[Begin]
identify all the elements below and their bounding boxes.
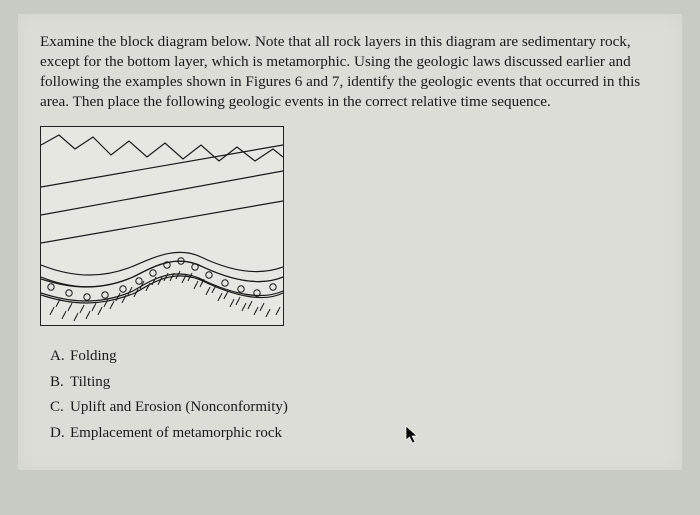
- option-c: C.Uplift and Erosion (Nonconformity): [50, 395, 660, 421]
- option-d: D.Emplacement of metamorphic rock: [50, 421, 660, 447]
- option-text: Tilting: [70, 374, 110, 390]
- option-text: Folding: [70, 348, 117, 364]
- option-letter: C.: [50, 395, 70, 421]
- answer-options: A.Folding B.Tilting C.Uplift and Erosion…: [40, 344, 660, 446]
- option-text: Uplift and Erosion (Nonconformity): [70, 399, 288, 415]
- option-a: A.Folding: [50, 344, 660, 370]
- option-b: B.Tilting: [50, 370, 660, 396]
- option-letter: D.: [50, 421, 70, 447]
- question-prompt: Examine the block diagram below. Note th…: [40, 32, 660, 112]
- option-letter: A.: [50, 344, 70, 370]
- option-letter: B.: [50, 370, 70, 396]
- option-text: Emplacement of metamorphic rock: [70, 425, 282, 441]
- block-diagram-figure: [40, 126, 284, 326]
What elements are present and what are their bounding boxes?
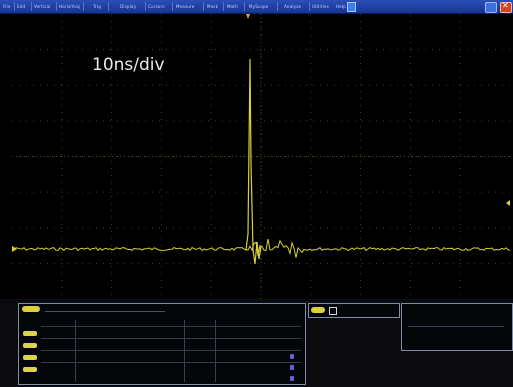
acquisition-readout-panel[interactable] [401, 303, 513, 351]
menu-separator [145, 2, 146, 11]
ch1-chip[interactable] [23, 331, 37, 336]
column-divider [75, 320, 76, 382]
menu-trig[interactable]: Trig [93, 4, 101, 9]
close-button[interactable] [500, 1, 512, 13]
menu-separator [83, 2, 84, 11]
menu-cursors[interactable]: Cursors [148, 4, 165, 9]
menu-edit[interactable]: Edit [17, 4, 26, 9]
ref-tag-icon[interactable] [290, 376, 294, 381]
menu-separator [14, 2, 15, 11]
menu-horiz-acq[interactable]: Horiz/Acq [59, 4, 80, 9]
row-divider [41, 350, 301, 351]
channel-1-ground-marker[interactable] [12, 246, 17, 252]
channel-readout-panel[interactable] [18, 303, 306, 385]
menu-file[interactable]: File [3, 4, 11, 9]
menu-mask[interactable]: Mask [207, 4, 219, 9]
menu-separator [223, 2, 224, 11]
row-divider [408, 326, 504, 327]
channel-chip[interactable] [22, 306, 40, 312]
ch2-chip[interactable] [23, 343, 37, 348]
minimize-button[interactable] [485, 2, 497, 13]
menu-separator [56, 2, 57, 11]
ref-tag-icon[interactable] [290, 365, 294, 370]
menu-utilities[interactable]: Utilities [312, 4, 329, 9]
menu-separator [309, 2, 310, 11]
menu-analyze[interactable]: Analyze [284, 4, 302, 9]
trigger-chip[interactable] [311, 307, 325, 313]
menu-measure[interactable]: Measure [176, 4, 195, 9]
menu-vertical[interactable]: Vertical [34, 4, 51, 9]
row-divider [41, 326, 301, 327]
status-indicator-icon[interactable] [347, 2, 356, 12]
trace-pulse [245, 58, 262, 265]
waveform-display[interactable] [12, 14, 510, 299]
trigger-level-marker[interactable] [506, 200, 510, 206]
timebase-label: 10ns/div [92, 55, 165, 75]
ch3-chip[interactable] [23, 355, 37, 360]
channel-1-trace [12, 58, 510, 265]
menu-separator [108, 2, 109, 11]
trigger-edge-icon [329, 307, 337, 315]
menu-separator [244, 2, 245, 11]
menu-display[interactable]: Display [120, 4, 137, 9]
menu-separator [277, 2, 278, 11]
graticule-grid [12, 14, 510, 299]
ch4-chip[interactable] [23, 367, 37, 372]
panel-header-line [45, 306, 165, 312]
ref-tag-icon[interactable] [290, 354, 294, 359]
row-divider [41, 362, 301, 363]
menu-separator [31, 2, 32, 11]
menu-math[interactable]: Math [227, 4, 238, 9]
menu-separator [203, 2, 204, 11]
menu-myscope[interactable]: MyScope [249, 4, 269, 9]
trigger-position-marker[interactable] [246, 14, 250, 19]
column-divider [215, 320, 216, 382]
column-divider [184, 320, 185, 382]
menu-bar: File Edit Vertical Horiz/Acq Trig Displa… [0, 0, 513, 14]
menu-separator [172, 2, 173, 11]
menu-help[interactable]: Help [336, 4, 346, 9]
row-divider [41, 338, 301, 339]
trigger-readout-panel[interactable] [308, 303, 400, 318]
[End]
• _What is needed_
Put every line of the records above into a Markdown table with the columns No. and Text, numbering the rows and skipping blank lines. Leave out the pictures.

• _Solution for this exercise_
| No. | Text |
|---|---|
| 1 | identify all the elements below and their bounding boxes. |
| 2 | - option-c: C.Uplift and Erosion (Nonconformity): [50, 395, 660, 421] |
| 3 | - option-d: D.Emplacement of metamorphic rock: [50, 421, 660, 447] |
| 4 | - option-text: Tilting: [70, 374, 110, 390] |
| 5 | - option-text: Folding: [70, 348, 117, 364] |
| 6 | - option-letter: C.: [50, 395, 70, 421] |
| 7 | - answer-options: A.Folding B.Tilting C.Uplift and Erosion…: [40, 344, 660, 446] |
| 8 | - option-text: Uplift and Erosion (Nonconformity): [70, 399, 288, 415] |
| 9 | - option-a: A.Folding: [50, 344, 660, 370] |
| 10 | - option-b: B.Tilting: [50, 370, 660, 396] |
| 11 | - option-letter: D.: [50, 421, 70, 447] |
| 12 | - question-prompt: Examine the block diagram below. Note th…: [40, 32, 660, 112] |
| 13 | - option-letter: A.: [50, 344, 70, 370] |
| 14 | - option-letter: B.: [50, 370, 70, 396] |
| 15 | - option-text: Emplacement of metamorphic rock: [70, 425, 282, 441] |
| 16 | - block-diagram-figure: [40, 126, 284, 326] |
| 17 | What elements are present and what are their bounding boxes? |
| 18 | acquisition-readout-panel[interactable] [401, 303, 513, 351] |
| 19 | menu-separator [145, 2, 146, 11] |
| 20 | ch1-chip[interactable] [23, 331, 37, 336] |
| 21 | column-divider [75, 320, 76, 382] |
| 22 | menu-trig[interactable]: Trig [93, 4, 101, 9] |
| 23 | close-button[interactable] [500, 1, 512, 13] |
| 24 | menu-separator [83, 2, 84, 11] |
| 25 | menu-cursors[interactable]: Cursors [148, 4, 165, 9] |
| 26 | menu-edit[interactable]: Edit [17, 4, 26, 9] |
| 27 | ref-tag-icon[interactable] [290, 376, 294, 381] |
| 28 | menu-separator [14, 2, 15, 11] |
| 29 | menu-horiz-acq[interactable]: Horiz/Acq [59, 4, 80, 9] |
| 30 | row-divider [41, 350, 301, 351] |
| 31 | channel-1-ground-marker[interactable] [12, 246, 17, 252] |
| 32 | channel-readout-panel[interactable] [18, 303, 306, 385] |
| 33 | menu-file[interactable]: File [3, 4, 11, 9] |
| 34 | menu-mask[interactable]: Mask [207, 4, 219, 9] |
| 35 | menu-separator [223, 2, 224, 11] |
| 36 | row-divider [408, 326, 504, 327] |
| 37 | channel-chip[interactable] [22, 306, 40, 312] |
| 38 | ch2-chip[interactable] [23, 343, 37, 348] |
| 39 | minimize-button[interactable] [485, 2, 497, 13] |
| 40 | menu-separator [56, 2, 57, 11] |
| 41 | ref-tag-icon[interactable] [290, 365, 294, 370] |
| 42 | menu-utilities[interactable]: Utilities [312, 4, 329, 9] |
| 43 | menu-separator [309, 2, 310, 11] |
| 44 | menu-analyze[interactable]: Analyze [284, 4, 302, 9] |
| 45 | trigger-chip[interactable] [311, 307, 325, 313] |
| 46 | menu-measure[interactable]: Measure [176, 4, 195, 9] |
| 47 | menu-vertical[interactable]: Vertical [34, 4, 51, 9] |
| 48 | row-divider [41, 326, 301, 327] |
| 49 | status-indicator-icon[interactable] [347, 2, 356, 12] |
| 50 | trace-pulse [245, 58, 262, 265] |
| 51 | waveform-display[interactable] [12, 14, 510, 299] |
| 52 | trigger-level-marker[interactable] [506, 200, 510, 206] |
| 53 | timebase-label: 10ns/div [92, 55, 165, 75] |
| 54 | ch3-chip[interactable] [23, 355, 37, 360] |
| 55 | channel-1-trace [12, 58, 510, 265] |
| 56 | menu-separator [108, 2, 109, 11] |
| 57 | trigger-edge-icon [329, 307, 337, 315] |
| 58 | menu-separator [244, 2, 245, 11] |
| 59 | menu-display[interactable]: Display [120, 4, 137, 9] |
| 60 | menu-separator [277, 2, 278, 11] |
| 61 | graticule-grid [12, 14, 510, 299] |
| 62 | ch4-chip[interactable] [23, 367, 37, 372] |
| 63 | panel-header-line [45, 306, 165, 312] |
| 64 | ref-tag-icon[interactable] [290, 354, 294, 359] |
| 65 | row-divider [41, 362, 301, 363] |
| 66 | menu-separator [31, 2, 32, 11] |
| 67 | menu-math[interactable]: Math [227, 4, 238, 9] |
| 68 | menu-separator [203, 2, 204, 11] |
| 69 | menu-myscope[interactable]: MyScope [249, 4, 269, 9] |
| 70 | trigger-position-marker[interactable] [246, 14, 250, 19] |
| 71 | column-divider [215, 320, 216, 382] |
| 72 | column-divider [184, 320, 185, 382] |
| 73 | menu-bar: File Edit Vertical Horiz/Acq Trig Displa… [0, 0, 513, 14] |
| 74 | menu-separator [172, 2, 173, 11] |
| 75 | menu-help[interactable]: Help [336, 4, 346, 9] |
| 76 | row-divider [41, 338, 301, 339] |
| 77 | trigger-readout-panel[interactable] [308, 303, 400, 318] |